• _Supplied information_:
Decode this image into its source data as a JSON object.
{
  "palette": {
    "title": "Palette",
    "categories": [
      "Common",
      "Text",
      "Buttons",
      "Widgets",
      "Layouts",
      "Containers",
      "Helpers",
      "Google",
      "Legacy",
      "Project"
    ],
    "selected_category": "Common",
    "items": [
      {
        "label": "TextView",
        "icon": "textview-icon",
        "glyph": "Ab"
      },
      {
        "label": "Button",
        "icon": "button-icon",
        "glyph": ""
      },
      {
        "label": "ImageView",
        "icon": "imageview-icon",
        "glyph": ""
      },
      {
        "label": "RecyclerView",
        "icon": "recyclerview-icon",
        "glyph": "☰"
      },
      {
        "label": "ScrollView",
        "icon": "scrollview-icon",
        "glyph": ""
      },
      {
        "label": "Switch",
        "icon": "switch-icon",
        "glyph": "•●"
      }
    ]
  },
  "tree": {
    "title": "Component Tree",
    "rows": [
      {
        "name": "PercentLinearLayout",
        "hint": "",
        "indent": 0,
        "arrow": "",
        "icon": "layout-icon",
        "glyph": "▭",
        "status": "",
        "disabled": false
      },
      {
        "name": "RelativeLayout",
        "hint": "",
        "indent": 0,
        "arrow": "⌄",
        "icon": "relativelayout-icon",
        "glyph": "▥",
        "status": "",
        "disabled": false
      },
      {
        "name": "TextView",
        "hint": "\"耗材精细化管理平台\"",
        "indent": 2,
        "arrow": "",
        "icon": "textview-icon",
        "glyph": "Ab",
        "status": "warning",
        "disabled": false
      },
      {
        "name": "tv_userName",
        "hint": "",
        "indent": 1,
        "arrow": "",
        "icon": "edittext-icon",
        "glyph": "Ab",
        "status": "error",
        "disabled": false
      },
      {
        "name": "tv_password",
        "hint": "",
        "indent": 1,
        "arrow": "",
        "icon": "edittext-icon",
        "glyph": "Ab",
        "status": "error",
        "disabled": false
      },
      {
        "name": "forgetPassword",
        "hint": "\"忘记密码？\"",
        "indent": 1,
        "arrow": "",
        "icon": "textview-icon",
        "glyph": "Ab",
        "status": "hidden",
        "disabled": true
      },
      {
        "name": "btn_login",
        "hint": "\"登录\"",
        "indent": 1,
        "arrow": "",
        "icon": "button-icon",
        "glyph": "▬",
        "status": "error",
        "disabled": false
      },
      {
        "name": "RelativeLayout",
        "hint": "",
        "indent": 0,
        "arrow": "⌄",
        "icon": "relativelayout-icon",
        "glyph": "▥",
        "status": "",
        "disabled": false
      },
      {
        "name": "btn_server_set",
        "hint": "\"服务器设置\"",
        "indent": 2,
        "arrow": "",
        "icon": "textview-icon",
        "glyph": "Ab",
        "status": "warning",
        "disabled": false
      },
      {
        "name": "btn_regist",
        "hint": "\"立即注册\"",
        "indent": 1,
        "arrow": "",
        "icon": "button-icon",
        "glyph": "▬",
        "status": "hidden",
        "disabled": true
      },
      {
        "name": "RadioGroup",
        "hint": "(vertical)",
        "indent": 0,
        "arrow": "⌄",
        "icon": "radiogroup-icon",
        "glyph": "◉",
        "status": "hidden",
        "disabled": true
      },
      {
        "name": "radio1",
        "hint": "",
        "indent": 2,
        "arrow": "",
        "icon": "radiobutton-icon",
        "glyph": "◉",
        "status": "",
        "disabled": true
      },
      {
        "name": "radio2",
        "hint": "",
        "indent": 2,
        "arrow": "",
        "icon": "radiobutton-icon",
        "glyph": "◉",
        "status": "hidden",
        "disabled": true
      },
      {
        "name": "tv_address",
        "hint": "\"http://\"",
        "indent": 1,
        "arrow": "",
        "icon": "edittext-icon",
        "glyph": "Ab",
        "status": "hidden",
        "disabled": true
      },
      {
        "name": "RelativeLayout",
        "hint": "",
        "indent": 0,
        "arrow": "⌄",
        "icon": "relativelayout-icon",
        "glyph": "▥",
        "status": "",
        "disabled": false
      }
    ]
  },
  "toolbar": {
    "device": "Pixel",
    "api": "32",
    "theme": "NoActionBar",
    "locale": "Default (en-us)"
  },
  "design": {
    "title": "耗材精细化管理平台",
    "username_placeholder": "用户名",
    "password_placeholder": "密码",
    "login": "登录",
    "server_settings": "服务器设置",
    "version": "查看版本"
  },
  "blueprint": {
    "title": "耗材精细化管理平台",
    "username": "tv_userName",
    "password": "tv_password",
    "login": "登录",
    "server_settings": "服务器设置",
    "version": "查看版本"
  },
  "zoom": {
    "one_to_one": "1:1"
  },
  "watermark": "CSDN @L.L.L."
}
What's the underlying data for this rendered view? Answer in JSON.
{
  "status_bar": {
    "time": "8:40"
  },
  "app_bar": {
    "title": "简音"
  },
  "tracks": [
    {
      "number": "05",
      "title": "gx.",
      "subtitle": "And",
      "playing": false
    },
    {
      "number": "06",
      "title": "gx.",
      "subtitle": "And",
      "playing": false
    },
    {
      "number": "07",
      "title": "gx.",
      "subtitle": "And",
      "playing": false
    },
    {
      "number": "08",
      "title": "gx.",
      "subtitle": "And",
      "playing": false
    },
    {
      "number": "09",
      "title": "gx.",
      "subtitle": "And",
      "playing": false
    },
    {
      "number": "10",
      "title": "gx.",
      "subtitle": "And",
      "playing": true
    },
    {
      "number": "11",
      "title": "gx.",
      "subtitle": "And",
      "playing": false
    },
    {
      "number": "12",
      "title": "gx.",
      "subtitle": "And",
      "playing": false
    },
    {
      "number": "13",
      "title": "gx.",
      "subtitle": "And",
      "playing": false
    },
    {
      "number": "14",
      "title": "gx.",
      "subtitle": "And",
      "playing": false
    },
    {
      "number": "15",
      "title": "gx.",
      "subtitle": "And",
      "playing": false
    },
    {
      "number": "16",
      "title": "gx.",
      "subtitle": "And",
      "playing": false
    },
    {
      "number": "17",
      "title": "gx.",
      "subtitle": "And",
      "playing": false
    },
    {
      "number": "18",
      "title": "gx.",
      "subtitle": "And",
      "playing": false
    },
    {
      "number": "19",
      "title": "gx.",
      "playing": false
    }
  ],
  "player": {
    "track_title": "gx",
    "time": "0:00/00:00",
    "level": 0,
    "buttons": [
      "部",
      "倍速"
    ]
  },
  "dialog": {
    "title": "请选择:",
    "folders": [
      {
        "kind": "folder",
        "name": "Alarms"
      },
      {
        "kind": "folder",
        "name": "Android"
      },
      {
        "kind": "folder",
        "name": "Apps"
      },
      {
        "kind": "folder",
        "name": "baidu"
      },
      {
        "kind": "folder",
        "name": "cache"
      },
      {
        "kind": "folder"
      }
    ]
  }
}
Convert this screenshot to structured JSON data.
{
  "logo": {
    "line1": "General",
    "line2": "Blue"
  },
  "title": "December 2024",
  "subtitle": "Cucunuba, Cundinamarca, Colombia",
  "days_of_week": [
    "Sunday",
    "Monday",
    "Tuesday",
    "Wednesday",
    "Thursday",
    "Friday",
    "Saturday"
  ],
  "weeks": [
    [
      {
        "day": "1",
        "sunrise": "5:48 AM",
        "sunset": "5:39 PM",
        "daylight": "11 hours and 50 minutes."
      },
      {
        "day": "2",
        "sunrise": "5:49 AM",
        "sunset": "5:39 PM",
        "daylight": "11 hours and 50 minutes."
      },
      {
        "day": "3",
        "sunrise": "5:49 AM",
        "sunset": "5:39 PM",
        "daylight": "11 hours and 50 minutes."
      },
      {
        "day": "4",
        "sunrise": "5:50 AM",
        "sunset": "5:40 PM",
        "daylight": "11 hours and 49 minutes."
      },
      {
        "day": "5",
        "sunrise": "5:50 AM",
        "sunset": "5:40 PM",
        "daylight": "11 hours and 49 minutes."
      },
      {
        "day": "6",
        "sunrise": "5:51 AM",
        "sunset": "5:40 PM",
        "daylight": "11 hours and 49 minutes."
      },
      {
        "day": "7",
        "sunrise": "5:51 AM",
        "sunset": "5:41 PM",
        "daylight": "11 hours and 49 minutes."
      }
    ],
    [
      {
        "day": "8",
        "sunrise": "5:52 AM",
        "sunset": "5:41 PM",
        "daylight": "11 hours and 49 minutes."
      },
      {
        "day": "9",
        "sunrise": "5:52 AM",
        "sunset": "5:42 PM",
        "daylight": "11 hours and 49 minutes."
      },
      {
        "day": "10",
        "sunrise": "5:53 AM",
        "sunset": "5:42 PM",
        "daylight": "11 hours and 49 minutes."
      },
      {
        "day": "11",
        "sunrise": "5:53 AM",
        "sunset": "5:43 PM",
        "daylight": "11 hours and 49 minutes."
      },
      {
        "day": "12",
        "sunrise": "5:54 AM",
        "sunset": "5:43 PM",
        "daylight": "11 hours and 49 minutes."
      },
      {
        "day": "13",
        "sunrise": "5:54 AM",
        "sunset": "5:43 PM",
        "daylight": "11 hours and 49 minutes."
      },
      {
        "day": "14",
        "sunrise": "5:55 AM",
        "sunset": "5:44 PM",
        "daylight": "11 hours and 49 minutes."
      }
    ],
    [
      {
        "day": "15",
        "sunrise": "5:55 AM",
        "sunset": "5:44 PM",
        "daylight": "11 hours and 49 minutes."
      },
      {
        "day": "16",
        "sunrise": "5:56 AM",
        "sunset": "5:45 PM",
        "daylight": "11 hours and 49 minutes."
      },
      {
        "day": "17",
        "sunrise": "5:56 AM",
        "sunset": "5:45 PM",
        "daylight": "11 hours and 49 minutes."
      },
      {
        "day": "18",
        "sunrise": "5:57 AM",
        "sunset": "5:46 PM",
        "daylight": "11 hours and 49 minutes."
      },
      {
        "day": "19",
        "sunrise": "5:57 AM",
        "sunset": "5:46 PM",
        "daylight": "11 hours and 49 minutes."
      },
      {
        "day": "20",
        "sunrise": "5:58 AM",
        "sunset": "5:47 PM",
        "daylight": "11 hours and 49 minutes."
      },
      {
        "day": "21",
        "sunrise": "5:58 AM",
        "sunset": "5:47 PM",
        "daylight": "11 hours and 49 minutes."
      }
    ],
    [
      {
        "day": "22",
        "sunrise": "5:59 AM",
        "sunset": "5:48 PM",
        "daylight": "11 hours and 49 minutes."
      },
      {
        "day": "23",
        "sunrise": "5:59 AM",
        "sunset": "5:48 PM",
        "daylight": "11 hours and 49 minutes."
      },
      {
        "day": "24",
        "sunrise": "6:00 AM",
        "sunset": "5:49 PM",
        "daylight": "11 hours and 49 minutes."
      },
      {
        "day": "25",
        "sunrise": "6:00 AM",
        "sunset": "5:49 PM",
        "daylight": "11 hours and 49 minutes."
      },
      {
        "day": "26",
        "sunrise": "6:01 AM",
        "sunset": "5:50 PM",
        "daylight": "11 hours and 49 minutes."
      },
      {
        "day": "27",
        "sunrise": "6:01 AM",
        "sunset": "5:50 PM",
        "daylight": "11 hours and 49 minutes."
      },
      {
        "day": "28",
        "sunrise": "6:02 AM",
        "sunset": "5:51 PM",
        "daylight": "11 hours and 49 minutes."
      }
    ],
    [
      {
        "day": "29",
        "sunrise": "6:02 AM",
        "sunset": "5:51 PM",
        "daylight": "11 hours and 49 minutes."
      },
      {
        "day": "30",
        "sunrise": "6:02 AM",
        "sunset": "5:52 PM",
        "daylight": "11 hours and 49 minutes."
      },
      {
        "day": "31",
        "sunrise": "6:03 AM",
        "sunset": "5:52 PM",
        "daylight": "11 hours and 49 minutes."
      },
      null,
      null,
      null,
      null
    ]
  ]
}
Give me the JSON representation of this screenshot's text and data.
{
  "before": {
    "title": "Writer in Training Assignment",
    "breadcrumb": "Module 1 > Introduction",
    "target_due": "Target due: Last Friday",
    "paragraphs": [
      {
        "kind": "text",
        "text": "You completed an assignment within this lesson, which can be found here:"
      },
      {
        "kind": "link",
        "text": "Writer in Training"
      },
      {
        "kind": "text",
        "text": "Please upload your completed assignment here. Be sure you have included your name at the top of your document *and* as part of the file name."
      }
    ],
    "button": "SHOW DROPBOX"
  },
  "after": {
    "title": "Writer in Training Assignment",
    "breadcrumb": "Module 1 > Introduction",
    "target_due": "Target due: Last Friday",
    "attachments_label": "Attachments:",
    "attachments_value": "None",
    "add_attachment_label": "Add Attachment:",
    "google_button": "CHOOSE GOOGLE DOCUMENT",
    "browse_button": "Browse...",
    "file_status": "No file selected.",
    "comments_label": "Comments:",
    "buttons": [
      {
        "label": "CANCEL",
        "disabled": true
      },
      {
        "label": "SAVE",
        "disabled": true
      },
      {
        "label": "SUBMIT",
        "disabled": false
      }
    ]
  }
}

• _Task brief_: Reproduce the lines from the one containing "Give me the" to the end of the entries, keeping both ends and adding nothing.

• _Solved exercise_:
Give me the JSON representation of this screenshot's text and data.
{
  "before": {
    "title": "Writer in Training Assignment",
    "breadcrumb": "Module 1 > Introduction",
    "target_due": "Target due: Last Friday",
    "paragraphs": [
      {
        "kind": "text",
        "text": "You completed an assignment within this lesson, which can be found here:"
      },
      {
        "kind": "link",
        "text": "Writer in Training"
      },
      {
        "kind": "text",
        "text": "Please upload your completed assignment here. Be sure you have included your name at the top of your document *and* as part of the file name."
      }
    ],
    "button": "SHOW DROPBOX"
  },
  "after": {
    "title": "Writer in Training Assignment",
    "breadcrumb": "Module 1 > Introduction",
    "target_due": "Target due: Last Friday",
    "attachments_label": "Attachments:",
    "attachments_value": "None",
    "add_attachment_label": "Add Attachment:",
    "google_button": "CHOOSE GOOGLE DOCUMENT",
    "browse_button": "Browse...",
    "file_status": "No file selected.",
    "comments_label": "Comments:",
    "buttons": [
      {
        "label": "CANCEL",
        "disabled": true
      },
      {
        "label": "SAVE",
        "disabled": true
      },
      {
        "label": "SUBMIT",
        "disabled": false
      }
    ]
  }
}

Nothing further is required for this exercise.